**What is required**
Type out the material below exactly.

**Supplied data**
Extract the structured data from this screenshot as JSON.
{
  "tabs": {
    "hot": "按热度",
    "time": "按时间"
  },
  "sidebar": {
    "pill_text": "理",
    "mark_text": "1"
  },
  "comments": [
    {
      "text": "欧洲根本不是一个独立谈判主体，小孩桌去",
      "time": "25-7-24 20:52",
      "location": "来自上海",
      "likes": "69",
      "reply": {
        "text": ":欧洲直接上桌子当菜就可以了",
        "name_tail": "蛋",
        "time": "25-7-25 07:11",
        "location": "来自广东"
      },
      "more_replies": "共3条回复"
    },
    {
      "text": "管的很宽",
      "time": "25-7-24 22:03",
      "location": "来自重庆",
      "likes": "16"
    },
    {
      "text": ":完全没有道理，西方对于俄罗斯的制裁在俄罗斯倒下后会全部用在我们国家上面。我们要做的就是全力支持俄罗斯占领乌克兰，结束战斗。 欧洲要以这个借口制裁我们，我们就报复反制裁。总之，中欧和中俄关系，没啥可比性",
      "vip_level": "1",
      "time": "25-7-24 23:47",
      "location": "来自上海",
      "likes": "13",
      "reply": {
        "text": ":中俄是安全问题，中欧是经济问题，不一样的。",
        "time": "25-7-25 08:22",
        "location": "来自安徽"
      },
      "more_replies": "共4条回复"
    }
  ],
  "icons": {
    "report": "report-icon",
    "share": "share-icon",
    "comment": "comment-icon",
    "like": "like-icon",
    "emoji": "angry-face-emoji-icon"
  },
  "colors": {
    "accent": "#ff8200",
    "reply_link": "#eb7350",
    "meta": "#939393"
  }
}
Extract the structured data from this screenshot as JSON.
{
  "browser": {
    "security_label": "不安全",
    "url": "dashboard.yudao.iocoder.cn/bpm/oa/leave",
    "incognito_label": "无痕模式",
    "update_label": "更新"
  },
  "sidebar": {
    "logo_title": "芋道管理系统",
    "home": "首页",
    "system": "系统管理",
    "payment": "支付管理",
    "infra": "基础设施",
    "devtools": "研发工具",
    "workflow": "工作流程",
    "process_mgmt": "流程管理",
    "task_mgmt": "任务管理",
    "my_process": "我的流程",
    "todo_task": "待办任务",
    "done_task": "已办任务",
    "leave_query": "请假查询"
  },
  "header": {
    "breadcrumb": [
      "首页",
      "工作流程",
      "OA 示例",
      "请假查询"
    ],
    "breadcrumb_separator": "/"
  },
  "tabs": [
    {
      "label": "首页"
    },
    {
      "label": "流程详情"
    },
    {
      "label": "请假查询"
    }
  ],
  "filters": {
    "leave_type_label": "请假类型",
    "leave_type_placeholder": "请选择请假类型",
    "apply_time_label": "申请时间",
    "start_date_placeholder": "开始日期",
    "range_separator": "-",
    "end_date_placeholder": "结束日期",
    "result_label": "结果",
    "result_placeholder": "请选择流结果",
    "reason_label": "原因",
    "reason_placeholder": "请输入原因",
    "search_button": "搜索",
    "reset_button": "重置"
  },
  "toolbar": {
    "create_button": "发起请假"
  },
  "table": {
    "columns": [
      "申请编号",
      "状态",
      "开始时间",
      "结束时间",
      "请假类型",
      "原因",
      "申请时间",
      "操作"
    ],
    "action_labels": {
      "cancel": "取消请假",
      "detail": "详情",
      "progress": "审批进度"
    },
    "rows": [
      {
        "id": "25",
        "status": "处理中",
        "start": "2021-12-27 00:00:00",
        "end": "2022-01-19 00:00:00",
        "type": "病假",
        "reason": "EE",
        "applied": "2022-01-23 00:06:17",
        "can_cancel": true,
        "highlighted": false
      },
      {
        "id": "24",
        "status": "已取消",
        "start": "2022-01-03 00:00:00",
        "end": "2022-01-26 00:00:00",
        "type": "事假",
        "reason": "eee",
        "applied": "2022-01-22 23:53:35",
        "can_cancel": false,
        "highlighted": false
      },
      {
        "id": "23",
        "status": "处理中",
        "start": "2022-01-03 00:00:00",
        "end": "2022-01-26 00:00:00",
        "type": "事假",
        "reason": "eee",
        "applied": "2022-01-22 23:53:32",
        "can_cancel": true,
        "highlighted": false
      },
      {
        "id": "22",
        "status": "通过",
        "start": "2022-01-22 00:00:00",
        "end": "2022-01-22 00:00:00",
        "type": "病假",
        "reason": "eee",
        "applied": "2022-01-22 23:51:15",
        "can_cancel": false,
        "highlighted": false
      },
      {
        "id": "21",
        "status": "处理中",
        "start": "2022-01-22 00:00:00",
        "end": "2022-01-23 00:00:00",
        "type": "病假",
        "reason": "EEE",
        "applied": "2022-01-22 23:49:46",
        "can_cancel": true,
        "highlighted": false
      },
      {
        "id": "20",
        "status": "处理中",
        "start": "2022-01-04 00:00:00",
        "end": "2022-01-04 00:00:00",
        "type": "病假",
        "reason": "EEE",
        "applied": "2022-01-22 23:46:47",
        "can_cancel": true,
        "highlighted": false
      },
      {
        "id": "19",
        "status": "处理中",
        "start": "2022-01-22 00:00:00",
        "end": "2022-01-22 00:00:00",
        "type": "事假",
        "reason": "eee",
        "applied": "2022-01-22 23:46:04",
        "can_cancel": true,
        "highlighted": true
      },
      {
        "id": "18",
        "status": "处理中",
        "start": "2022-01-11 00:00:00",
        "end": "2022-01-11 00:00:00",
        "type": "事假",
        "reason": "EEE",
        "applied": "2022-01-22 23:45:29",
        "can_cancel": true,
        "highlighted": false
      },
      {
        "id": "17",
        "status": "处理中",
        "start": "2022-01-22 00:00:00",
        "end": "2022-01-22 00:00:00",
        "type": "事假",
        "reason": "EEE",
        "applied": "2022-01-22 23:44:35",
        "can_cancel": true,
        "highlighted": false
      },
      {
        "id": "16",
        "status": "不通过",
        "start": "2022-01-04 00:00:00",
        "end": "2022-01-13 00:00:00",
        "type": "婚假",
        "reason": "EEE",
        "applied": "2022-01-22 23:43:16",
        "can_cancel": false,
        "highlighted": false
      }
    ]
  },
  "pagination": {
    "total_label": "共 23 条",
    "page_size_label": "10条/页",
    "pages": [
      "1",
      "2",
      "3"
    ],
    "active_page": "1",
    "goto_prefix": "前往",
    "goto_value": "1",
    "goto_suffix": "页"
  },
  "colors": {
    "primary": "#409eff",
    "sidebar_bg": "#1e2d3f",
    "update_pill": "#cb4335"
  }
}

**The reply**
Extract the structured data from this screenshot as JSON.
{
  "tabs": {
    "hot": "按热度",
    "time": "按时间"
  },
  "sidebar": {
    "pill_text": "理",
    "mark_text": "1"
  },
  "comments": [
    {
      "text": "欧洲根本不是一个独立谈判主体，小孩桌去",
      "time": "25-7-24 20:52",
      "location": "来自上海",
      "likes": "69",
      "reply": {
        "text": ":欧洲直接上桌子当菜就可以了",
        "name_tail": "蛋",
        "time": "25-7-25 07:11",
        "location": "来自广东"
      },
      "more_replies": "共3条回复"
    },
    {
      "text": "管的很宽",
      "time": "25-7-24 22:03",
      "location": "来自重庆",
      "likes": "16"
    },
    {
      "text": ":完全没有道理，西方对于俄罗斯的制裁在俄罗斯倒下后会全部用在我们国家上面。我们要做的就是全力支持俄罗斯占领乌克兰，结束战斗。 欧洲要以这个借口制裁我们，我们就报复反制裁。总之，中欧和中俄关系，没啥可比性",
      "vip_level": "1",
      "time": "25-7-24 23:47",
      "location": "来自上海",
      "likes": "13",
      "reply": {
        "text": ":中俄是安全问题，中欧是经济问题，不一样的。",
        "time": "25-7-25 08:22",
        "location": "来自安徽"
      },
      "more_replies": "共4条回复"
    }
  ],
  "icons": {
    "report": "report-icon",
    "share": "share-icon",
    "comment": "comment-icon",
    "like": "like-icon",
    "emoji": "angry-face-emoji-icon"
  },
  "colors": {
    "accent": "#ff8200",
    "reply_link": "#eb7350",
    "meta": "#939393"
  }
}
Extract the structured data from this screenshot as JSON.
{
  "browser": {
    "security_label": "不安全",
    "url": "dashboard.yudao.iocoder.cn/bpm/oa/leave",
    "incognito_label": "无痕模式",
    "update_label": "更新"
  },
  "sidebar": {
    "logo_title": "芋道管理系统",
    "home": "首页",
    "system": "系统管理",
    "payment": "支付管理",
    "infra": "基础设施",
    "devtools": "研发工具",
    "workflow": "工作流程",
    "process_mgmt": "流程管理",
    "task_mgmt": "任务管理",
    "my_process": "我的流程",
    "todo_task": "待办任务",
    "done_task": "已办任务",
    "leave_query": "请假查询"
  },
  "header": {
    "breadcrumb": [
      "首页",
      "工作流程",
      "OA 示例",
      "请假查询"
    ],
    "breadcrumb_separator": "/"
  },
  "tabs": [
    {
      "label": "首页"
    },
    {
      "label": "流程详情"
    },
    {
      "label": "请假查询"
    }
  ],
  "filters": {
    "leave_type_label": "请假类型",
    "leave_type_placeholder": "请选择请假类型",
    "apply_time_label": "申请时间",
    "start_date_placeholder": "开始日期",
    "range_separator": "-",
    "end_date_placeholder": "结束日期",
    "result_label": "结果",
    "result_placeholder": "请选择流结果",
    "reason_label": "原因",
    "reason_placeholder": "请输入原因",
    "search_button": "搜索",
    "reset_button": "重置"
  },
  "toolbar": {
    "create_button": "发起请假"
  },
  "table": {
    "columns": [
      "申请编号",
      "状态",
      "开始时间",
      "结束时间",
      "请假类型",
      "原因",
      "申请时间",
      "操作"
    ],
    "action_labels": {
      "cancel": "取消请假",
      "detail": "详情",
      "progress": "审批进度"
    },
    "rows": [
      {
        "id": "25",
        "status": "处理中",
        "start": "2021-12-27 00:00:00",
        "end": "2022-01-19 00:00:00",
        "type": "病假",
        "reason": "EE",
        "applied": "2022-01-23 00:06:17",
        "can_cancel": true,
        "highlighted": false
      },
      {
        "id": "24",
        "status": "已取消",
        "start": "2022-01-03 00:00:00",
        "end": "2022-01-26 00:00:00",
        "type": "事假",
        "reason": "eee",
        "applied": "2022-01-22 23:53:35",
        "can_cancel": false,
        "highlighted": false
      },
      {
        "id": "23",
        "status": "处理中",
        "start": "2022-01-03 00:00:00",
        "end": "2022-01-26 00:00:00",
        "type": "事假",
        "reason": "eee",
        "applied": "2022-01-22 23:53:32",
        "can_cancel": true,
        "highlighted": false
      },
      {
        "id": "22",
        "status": "通过",
        "start": "2022-01-22 00:00:00",
        "end": "2022-01-22 00:00:00",
        "type": "病假",
        "reason": "eee",
        "applied": "2022-01-22 23:51:15",
        "can_cancel": false,
        "highlighted": false
      },
      {
        "id": "21",
        "status": "处理中",
        "start": "2022-01-22 00:00:00",
        "end": "2022-01-23 00:00:00",
        "type": "病假",
        "reason": "EEE",
        "applied": "2022-01-22 23:49:46",
        "can_cancel": true,
        "highlighted": false
      },
      {
        "id": "20",
        "status": "处理中",
        "start": "2022-01-04 00:00:00",
        "end": "2022-01-04 00:00:00",
        "type": "病假",
        "reason": "EEE",
        "applied": "2022-01-22 23:46:47",
        "can_cancel": true,
        "highlighted": false
      },
      {
        "id": "19",
        "status": "处理中",
        "start": "2022-01-22 00:00:00",
        "end": "2022-01-22 00:00:00",
        "type": "事假",
        "reason": "eee",
        "applied": "2022-01-22 23:46:04",
        "can_cancel": true,
        "highlighted": true
      },
      {
        "id": "18",
        "status": "处理中",
        "start": "2022-01-11 00:00:00",
        "end": "2022-01-11 00:00:00",
        "type": "事假",
        "reason": "EEE",
        "applied": "2022-01-22 23:45:29",
        "can_cancel": true,
        "highlighted": false
      },
      {
        "id": "17",
        "status": "处理中",
        "start": "2022-01-22 00:00:00",
        "end": "2022-01-22 00:00:00",
        "type": "事假",
        "reason": "EEE",
        "applied": "2022-01-22 23:44:35",
        "can_cancel": true,
        "highlighted": false
      },
      {
        "id": "16",
        "status": "不通过",
        "start": "2022-01-04 00:00:00",
        "end": "2022-01-13 00:00:00",
        "type": "婚假",
        "reason": "EEE",
        "applied": "2022-01-22 23:43:16",
        "can_cancel": false,
        "highlighted": false
      }
    ]
  },
  "pagination": {
    "total_label": "共 23 条",
    "page_size_label": "10条/页",
    "pages": [
      "1",
      "2",
      "3"
    ],
    "active_page": "1",
    "goto_prefix": "前往",
    "goto_value": "1",
    "goto_suffix": "页"
  },
  "colors": {
    "primary": "#409eff",
    "sidebar_bg": "#1e2d3f",
    "update_pill": "#cb4335"
  }
}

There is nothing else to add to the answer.